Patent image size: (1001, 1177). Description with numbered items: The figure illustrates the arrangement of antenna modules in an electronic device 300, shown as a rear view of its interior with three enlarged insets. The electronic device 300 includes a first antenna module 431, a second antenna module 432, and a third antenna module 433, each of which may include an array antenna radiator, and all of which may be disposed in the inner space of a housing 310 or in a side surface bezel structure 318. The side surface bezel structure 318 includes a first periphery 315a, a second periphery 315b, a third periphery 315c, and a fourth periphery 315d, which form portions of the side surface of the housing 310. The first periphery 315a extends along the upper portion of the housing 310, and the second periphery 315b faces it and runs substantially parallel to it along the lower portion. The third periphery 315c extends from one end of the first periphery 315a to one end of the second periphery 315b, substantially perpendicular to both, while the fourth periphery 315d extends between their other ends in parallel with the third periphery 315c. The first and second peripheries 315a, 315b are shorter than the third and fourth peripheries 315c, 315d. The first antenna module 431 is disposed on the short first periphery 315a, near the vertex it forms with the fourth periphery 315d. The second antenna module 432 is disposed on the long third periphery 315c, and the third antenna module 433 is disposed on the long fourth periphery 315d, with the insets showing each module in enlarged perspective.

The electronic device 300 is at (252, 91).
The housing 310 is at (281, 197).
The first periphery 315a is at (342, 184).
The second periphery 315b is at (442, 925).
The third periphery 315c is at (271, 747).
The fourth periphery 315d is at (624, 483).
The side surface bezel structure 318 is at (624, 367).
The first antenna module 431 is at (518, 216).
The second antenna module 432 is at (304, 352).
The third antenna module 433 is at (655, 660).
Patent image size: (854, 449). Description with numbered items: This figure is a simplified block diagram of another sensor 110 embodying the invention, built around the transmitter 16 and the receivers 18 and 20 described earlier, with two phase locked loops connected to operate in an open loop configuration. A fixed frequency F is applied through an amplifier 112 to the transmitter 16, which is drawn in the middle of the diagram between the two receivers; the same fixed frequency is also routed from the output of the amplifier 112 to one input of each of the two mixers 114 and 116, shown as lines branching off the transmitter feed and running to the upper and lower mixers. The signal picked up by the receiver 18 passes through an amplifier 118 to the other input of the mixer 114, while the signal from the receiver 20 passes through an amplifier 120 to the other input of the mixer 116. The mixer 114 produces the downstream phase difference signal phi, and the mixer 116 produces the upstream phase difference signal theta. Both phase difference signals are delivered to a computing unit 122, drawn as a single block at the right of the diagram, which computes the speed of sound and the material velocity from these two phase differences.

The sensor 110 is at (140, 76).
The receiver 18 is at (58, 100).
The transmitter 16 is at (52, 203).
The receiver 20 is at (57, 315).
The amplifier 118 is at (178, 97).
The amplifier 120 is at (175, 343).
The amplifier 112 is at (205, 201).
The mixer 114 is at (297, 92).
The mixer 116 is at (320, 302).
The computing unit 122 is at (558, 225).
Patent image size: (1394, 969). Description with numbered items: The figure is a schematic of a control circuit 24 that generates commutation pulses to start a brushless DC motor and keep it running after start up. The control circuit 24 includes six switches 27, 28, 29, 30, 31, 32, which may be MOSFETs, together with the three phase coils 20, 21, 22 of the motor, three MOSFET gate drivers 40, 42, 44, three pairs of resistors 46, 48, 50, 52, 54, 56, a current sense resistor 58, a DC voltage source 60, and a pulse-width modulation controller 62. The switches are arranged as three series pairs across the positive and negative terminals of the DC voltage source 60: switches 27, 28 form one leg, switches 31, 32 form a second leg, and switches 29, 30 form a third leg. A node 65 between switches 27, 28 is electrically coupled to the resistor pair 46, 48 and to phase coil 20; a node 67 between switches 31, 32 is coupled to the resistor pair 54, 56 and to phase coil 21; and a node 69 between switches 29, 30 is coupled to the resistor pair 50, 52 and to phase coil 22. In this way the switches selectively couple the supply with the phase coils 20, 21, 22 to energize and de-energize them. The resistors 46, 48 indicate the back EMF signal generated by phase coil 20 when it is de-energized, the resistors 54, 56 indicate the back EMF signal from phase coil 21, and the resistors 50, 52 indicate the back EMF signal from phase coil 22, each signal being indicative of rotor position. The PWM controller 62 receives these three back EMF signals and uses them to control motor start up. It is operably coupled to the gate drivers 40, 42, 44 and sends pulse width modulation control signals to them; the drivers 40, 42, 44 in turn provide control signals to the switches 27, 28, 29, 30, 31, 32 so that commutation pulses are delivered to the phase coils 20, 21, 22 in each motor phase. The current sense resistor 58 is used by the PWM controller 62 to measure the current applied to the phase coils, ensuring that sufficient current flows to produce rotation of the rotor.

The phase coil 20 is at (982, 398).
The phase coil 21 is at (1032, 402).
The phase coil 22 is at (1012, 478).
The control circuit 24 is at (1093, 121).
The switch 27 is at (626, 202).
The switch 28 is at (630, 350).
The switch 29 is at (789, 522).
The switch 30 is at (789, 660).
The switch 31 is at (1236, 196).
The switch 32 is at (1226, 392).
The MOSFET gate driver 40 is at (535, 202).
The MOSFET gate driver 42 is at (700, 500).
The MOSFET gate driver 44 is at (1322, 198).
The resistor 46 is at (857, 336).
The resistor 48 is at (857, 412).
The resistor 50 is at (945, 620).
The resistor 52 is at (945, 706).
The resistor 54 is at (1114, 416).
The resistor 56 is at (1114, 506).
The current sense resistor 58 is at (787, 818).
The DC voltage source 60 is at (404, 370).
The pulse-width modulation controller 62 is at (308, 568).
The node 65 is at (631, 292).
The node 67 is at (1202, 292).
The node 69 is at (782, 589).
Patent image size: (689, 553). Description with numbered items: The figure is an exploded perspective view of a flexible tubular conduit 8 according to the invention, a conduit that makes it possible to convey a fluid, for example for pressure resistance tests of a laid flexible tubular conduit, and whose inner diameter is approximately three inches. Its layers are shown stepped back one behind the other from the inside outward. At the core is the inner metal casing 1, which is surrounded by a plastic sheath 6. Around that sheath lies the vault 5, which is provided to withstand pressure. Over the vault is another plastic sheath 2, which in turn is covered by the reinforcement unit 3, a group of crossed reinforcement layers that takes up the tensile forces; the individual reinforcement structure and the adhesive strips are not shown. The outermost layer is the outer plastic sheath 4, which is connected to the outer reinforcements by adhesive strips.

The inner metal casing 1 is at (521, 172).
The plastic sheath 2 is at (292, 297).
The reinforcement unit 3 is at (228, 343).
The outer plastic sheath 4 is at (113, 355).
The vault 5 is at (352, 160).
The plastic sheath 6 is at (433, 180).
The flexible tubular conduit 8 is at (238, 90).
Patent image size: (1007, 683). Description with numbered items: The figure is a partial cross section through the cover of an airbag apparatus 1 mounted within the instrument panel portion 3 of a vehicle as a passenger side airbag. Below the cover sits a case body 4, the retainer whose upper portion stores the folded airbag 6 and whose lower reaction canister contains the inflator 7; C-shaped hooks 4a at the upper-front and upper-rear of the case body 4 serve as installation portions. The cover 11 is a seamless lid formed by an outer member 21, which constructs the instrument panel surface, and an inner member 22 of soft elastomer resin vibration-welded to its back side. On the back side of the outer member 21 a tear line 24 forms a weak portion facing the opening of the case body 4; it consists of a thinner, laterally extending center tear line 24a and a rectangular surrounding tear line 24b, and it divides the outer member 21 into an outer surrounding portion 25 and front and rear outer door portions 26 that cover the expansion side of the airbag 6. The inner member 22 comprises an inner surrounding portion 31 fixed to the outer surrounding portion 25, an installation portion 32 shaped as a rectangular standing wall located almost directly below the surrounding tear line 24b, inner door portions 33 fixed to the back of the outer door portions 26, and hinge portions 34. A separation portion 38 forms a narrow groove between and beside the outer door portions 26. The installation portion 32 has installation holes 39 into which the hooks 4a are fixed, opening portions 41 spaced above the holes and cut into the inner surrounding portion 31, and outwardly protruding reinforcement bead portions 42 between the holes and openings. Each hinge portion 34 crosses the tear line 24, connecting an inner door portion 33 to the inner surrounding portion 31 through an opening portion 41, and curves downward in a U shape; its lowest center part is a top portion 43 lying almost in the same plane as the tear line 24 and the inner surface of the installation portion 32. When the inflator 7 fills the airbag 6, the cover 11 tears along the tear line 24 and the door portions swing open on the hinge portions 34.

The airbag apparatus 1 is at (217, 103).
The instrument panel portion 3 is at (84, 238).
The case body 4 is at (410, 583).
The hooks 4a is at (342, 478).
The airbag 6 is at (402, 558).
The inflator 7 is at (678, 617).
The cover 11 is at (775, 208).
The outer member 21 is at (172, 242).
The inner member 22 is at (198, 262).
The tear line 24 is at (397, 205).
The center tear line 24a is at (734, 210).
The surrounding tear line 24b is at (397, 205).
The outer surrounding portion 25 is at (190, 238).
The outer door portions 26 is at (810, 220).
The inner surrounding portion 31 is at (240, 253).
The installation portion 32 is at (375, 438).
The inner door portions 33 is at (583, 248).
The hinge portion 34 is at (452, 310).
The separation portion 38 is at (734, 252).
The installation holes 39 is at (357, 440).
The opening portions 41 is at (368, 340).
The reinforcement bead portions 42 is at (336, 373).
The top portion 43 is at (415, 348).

The request
Give everything from the line with "Patent image size: (689, 553)." down to the line with "The flexible tubular" again, swapping "exploded perspective view" for "exploded isometric view" and leaving everything else unchanged.

Final result
Patent image size: (689, 553). Description with numbered items: The figure is an exploded isometric view of a flexible tubular conduit 8 according to the invention, a conduit that makes it possible to convey a fluid, for example for pressure resistance tests of a laid flexible tubular conduit, and whose inner diameter is approximately three inches. Its layers are shown stepped back one behind the other from the inside outward. At the core is the inner metal casing 1, which is surrounded by a plastic sheath 6. Around that sheath lies the vault 5, which is provided to withstand pressure. Over the vault is another plastic sheath 2, which in turn is covered by the reinforcement unit 3, a group of crossed reinforcement layers that takes up the tensile forces; the individual reinforcement structure and the adhesive strips are not shown. The outermost layer is the outer plastic sheath 4, which is connected to the outer reinforcements by adhesive strips.

The inner metal casing 1 is at (521, 172).
The plastic sheath 2 is at (292, 297).
The reinforcement unit 3 is at (228, 343).
The outer plastic sheath 4 is at (113, 355).
The vault 5 is at (352, 160).
The plastic sheath 6 is at (433, 180).
The flexible tubular conduit 8 is at (238, 90).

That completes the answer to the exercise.